**EXERCISE DETAILS:** Of the lines below, how many hold the string "equity"? Give only the number.

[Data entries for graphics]

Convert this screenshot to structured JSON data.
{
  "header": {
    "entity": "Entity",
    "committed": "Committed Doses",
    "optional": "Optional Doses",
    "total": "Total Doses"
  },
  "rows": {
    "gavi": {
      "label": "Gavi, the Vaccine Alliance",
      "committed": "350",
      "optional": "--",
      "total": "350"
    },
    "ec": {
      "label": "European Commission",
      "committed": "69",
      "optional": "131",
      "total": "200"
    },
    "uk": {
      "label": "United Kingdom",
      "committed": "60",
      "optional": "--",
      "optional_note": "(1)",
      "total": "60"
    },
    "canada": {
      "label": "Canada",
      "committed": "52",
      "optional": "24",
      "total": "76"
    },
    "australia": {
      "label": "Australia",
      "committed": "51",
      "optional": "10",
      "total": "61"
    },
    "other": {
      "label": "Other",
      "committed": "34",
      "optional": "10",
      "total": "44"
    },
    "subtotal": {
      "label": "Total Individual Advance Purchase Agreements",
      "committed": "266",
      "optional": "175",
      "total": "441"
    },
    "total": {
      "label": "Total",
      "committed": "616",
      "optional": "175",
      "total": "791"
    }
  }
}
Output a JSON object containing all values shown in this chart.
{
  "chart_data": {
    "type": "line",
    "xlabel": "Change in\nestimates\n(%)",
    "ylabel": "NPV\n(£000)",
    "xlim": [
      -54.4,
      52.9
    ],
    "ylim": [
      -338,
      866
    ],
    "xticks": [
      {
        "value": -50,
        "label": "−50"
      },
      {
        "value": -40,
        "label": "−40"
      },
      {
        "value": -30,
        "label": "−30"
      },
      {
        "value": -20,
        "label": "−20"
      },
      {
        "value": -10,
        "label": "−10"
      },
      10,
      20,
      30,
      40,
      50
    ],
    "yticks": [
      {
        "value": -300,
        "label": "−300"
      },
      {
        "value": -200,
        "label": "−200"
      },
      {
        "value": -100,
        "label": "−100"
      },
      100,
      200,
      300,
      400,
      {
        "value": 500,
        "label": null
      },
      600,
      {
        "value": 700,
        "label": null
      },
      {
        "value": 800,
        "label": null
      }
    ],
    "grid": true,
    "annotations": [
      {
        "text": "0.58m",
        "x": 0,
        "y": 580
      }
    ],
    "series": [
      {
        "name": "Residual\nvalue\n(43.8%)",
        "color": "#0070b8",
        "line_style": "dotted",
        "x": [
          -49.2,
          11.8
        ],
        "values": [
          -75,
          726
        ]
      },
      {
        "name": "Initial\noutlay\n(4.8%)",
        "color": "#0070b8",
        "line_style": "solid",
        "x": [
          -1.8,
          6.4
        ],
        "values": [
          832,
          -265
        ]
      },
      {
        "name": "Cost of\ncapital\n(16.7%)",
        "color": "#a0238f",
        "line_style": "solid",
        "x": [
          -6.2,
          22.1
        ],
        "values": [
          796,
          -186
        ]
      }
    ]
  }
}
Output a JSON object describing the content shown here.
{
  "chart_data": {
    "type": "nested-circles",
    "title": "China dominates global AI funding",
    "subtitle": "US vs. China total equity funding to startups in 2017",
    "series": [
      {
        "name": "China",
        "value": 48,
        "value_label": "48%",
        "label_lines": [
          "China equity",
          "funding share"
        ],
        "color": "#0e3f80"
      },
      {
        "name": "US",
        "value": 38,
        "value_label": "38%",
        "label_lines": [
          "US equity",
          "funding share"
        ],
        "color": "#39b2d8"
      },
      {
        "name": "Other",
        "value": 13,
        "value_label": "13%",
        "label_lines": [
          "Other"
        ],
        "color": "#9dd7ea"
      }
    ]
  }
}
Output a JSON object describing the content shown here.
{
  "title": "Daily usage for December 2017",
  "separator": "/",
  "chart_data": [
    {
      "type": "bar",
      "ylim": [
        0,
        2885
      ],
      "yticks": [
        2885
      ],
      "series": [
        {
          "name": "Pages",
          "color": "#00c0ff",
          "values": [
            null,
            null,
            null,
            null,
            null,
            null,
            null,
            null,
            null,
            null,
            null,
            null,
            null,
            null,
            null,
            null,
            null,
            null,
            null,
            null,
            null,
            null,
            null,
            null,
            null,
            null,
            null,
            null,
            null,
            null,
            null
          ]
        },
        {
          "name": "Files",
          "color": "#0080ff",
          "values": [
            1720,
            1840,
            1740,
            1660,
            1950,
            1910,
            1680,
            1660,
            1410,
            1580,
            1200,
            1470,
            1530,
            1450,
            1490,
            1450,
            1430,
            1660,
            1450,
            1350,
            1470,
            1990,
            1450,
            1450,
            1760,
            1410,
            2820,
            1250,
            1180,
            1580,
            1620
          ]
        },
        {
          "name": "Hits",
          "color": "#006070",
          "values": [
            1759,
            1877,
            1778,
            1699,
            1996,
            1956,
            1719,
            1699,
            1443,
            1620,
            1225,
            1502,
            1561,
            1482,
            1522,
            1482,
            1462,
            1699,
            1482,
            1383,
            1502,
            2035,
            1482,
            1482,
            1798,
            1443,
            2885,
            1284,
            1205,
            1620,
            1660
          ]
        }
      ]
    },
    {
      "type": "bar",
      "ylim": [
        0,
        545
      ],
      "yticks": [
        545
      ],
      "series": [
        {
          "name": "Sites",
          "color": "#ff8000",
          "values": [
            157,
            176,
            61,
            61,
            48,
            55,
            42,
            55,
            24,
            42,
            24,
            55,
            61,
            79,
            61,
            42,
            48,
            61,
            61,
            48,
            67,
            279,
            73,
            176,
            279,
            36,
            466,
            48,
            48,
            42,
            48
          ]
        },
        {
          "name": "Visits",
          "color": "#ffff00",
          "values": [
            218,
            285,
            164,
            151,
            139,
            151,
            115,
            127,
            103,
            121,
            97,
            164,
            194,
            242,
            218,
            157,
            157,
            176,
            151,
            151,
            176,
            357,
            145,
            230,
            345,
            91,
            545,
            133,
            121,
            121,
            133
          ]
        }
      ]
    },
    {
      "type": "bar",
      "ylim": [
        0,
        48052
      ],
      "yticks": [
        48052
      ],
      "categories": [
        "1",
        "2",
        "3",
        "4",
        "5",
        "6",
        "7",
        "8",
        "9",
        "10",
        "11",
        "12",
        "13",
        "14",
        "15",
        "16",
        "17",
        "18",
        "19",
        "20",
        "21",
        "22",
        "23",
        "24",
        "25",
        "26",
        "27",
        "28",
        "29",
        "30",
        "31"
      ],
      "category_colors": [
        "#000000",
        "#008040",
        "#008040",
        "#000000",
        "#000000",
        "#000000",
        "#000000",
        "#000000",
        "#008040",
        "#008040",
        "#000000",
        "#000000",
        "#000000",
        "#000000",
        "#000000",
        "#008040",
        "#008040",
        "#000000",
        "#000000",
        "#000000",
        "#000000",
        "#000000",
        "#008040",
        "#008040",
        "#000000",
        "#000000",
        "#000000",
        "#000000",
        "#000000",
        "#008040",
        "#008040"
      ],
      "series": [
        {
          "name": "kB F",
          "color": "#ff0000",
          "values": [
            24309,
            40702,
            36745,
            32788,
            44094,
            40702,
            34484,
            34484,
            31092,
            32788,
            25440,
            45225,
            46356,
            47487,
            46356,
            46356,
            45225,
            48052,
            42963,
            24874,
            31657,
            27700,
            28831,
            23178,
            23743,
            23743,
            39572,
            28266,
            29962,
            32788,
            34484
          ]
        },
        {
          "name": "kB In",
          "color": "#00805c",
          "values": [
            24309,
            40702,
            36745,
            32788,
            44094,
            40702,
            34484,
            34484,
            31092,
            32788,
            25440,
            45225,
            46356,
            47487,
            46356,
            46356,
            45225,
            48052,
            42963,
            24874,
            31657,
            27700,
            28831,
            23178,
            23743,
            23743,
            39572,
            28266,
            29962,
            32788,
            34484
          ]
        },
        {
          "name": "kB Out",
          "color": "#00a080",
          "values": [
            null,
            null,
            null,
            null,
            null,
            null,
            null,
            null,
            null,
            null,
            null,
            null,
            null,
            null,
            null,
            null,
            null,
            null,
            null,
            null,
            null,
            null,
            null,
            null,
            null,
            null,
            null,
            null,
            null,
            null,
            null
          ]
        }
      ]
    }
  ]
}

**TASK OUTPUT:** 3